** start **

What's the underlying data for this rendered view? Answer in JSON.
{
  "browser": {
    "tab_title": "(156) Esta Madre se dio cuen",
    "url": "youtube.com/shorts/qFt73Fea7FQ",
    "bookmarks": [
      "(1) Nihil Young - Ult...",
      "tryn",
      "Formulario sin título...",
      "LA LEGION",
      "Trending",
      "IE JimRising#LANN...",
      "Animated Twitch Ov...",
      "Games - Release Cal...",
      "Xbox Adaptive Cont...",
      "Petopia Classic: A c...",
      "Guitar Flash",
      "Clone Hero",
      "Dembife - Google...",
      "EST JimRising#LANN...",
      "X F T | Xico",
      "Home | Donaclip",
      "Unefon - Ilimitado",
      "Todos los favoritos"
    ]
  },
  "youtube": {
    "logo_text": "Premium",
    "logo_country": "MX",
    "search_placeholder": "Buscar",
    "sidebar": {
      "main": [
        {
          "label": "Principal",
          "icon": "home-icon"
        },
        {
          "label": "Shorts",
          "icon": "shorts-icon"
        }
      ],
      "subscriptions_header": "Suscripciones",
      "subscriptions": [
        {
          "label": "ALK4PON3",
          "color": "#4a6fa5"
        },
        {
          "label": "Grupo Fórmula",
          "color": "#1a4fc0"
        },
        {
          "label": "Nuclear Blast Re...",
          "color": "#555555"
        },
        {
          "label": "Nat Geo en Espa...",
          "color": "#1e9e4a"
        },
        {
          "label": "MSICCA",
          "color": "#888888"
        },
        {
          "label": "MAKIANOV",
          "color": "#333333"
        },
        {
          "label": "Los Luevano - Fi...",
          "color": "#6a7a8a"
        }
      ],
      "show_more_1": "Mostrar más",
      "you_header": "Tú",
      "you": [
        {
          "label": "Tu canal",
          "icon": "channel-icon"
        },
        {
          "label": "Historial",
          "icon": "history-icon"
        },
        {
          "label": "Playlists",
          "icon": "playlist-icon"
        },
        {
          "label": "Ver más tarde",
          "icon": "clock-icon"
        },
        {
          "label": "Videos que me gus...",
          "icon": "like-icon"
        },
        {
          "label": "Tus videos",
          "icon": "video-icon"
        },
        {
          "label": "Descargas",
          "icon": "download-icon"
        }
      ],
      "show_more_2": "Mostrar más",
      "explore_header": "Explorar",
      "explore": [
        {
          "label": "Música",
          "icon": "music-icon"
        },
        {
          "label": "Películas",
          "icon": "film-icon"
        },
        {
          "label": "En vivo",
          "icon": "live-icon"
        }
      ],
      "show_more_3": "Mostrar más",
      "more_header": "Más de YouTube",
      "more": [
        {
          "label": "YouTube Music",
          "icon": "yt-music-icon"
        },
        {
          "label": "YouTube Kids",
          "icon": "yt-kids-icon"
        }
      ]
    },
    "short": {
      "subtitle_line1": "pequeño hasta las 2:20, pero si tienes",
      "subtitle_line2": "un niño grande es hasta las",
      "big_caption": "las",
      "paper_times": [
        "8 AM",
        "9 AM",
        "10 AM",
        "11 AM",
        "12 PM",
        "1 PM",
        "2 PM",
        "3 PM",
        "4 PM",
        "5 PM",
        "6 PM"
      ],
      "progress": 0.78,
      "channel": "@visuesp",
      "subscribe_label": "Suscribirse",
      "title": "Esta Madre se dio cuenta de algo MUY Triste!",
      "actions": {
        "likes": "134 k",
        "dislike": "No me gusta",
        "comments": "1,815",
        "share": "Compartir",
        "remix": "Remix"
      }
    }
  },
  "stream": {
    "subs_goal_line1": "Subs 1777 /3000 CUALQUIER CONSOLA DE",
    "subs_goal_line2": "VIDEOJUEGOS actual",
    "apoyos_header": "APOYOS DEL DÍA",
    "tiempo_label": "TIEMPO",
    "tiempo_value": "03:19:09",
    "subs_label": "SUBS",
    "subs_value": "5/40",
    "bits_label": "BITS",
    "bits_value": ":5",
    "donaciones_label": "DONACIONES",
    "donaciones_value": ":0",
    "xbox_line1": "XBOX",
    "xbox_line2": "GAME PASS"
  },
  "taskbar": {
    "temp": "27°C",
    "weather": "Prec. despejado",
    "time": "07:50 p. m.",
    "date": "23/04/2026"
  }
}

** end **

## Required work
Give all the entries again exactly; leave none out.

## Written answer
What's the underlying data for this rendered view? Answer in JSON.
{
  "browser": {
    "tab_title": "(156) Esta Madre se dio cuen",
    "url": "youtube.com/shorts/qFt73Fea7FQ",
    "bookmarks": [
      "(1) Nihil Young - Ult...",
      "tryn",
      "Formulario sin título...",
      "LA LEGION",
      "Trending",
      "IE JimRising#LANN...",
      "Animated Twitch Ov...",
      "Games - Release Cal...",
      "Xbox Adaptive Cont...",
      "Petopia Classic: A c...",
      "Guitar Flash",
      "Clone Hero",
      "Dembife - Google...",
      "EST JimRising#LANN...",
      "X F T | Xico",
      "Home | Donaclip",
      "Unefon - Ilimitado",
      "Todos los favoritos"
    ]
  },
  "youtube": {
    "logo_text": "Premium",
    "logo_country": "MX",
    "search_placeholder": "Buscar",
    "sidebar": {
      "main": [
        {
          "label": "Principal",
          "icon": "home-icon"
        },
        {
          "label": "Shorts",
          "icon": "shorts-icon"
        }
      ],
      "subscriptions_header": "Suscripciones",
      "subscriptions": [
        {
          "label": "ALK4PON3",
          "color": "#4a6fa5"
        },
        {
          "label": "Grupo Fórmula",
          "color": "#1a4fc0"
        },
        {
          "label": "Nuclear Blast Re...",
          "color": "#555555"
        },
        {
          "label": "Nat Geo en Espa...",
          "color": "#1e9e4a"
        },
        {
          "label": "MSICCA",
          "color": "#888888"
        },
        {
          "label": "MAKIANOV",
          "color": "#333333"
        },
        {
          "label": "Los Luevano - Fi...",
          "color": "#6a7a8a"
        }
      ],
      "show_more_1": "Mostrar más",
      "you_header": "Tú",
      "you": [
        {
          "label": "Tu canal",
          "icon": "channel-icon"
        },
        {
          "label": "Historial",
          "icon": "history-icon"
        },
        {
          "label": "Playlists",
          "icon": "playlist-icon"
        },
        {
          "label": "Ver más tarde",
          "icon": "clock-icon"
        },
        {
          "label": "Videos que me gus...",
          "icon": "like-icon"
        },
        {
          "label": "Tus videos",
          "icon": "video-icon"
        },
        {
          "label": "Descargas",
          "icon": "download-icon"
        }
      ],
      "show_more_2": "Mostrar más",
      "explore_header": "Explorar",
      "explore": [
        {
          "label": "Música",
          "icon": "music-icon"
        },
        {
          "label": "Películas",
          "icon": "film-icon"
        },
        {
          "label": "En vivo",
          "icon": "live-icon"
        }
      ],
      "show_more_3": "Mostrar más",
      "more_header": "Más de YouTube",
      "more": [
        {
          "label": "YouTube Music",
          "icon": "yt-music-icon"
        },
        {
          "label": "YouTube Kids",
          "icon": "yt-kids-icon"
        }
      ]
    },
    "short": {
      "subtitle_line1": "pequeño hasta las 2:20, pero si tienes",
      "subtitle_line2": "un niño grande es hasta las",
      "big_caption": "las",
      "paper_times": [
        "8 AM",
        "9 AM",
        "10 AM",
        "11 AM",
        "12 PM",
        "1 PM",
        "2 PM",
        "3 PM",
        "4 PM",
        "5 PM",
        "6 PM"
      ],
      "progress": 0.78,
      "channel": "@visuesp",
      "subscribe_label": "Suscribirse",
      "title": "Esta Madre se dio cuenta de algo MUY Triste!",
      "actions": {
        "likes": "134 k",
        "dislike": "No me gusta",
        "comments": "1,815",
        "share": "Compartir",
        "remix": "Remix"
      }
    }
  },
  "stream": {
    "subs_goal_line1": "Subs 1777 /3000 CUALQUIER CONSOLA DE",
    "subs_goal_line2": "VIDEOJUEGOS actual",
    "apoyos_header": "APOYOS DEL DÍA",
    "tiempo_label": "TIEMPO",
    "tiempo_value": "03:19:09",
    "subs_label": "SUBS",
    "subs_value": "5/40",
    "bits_label": "BITS",
    "bits_value": ":5",
    "donaciones_label": "DONACIONES",
    "donaciones_value": ":0",
    "xbox_line1": "XBOX",
    "xbox_line2": "GAME PASS"
  },
  "taskbar": {
    "temp": "27°C",
    "weather": "Prec. despejado",
    "time": "07:50 p. m.",
    "date": "23/04/2026"
  }
}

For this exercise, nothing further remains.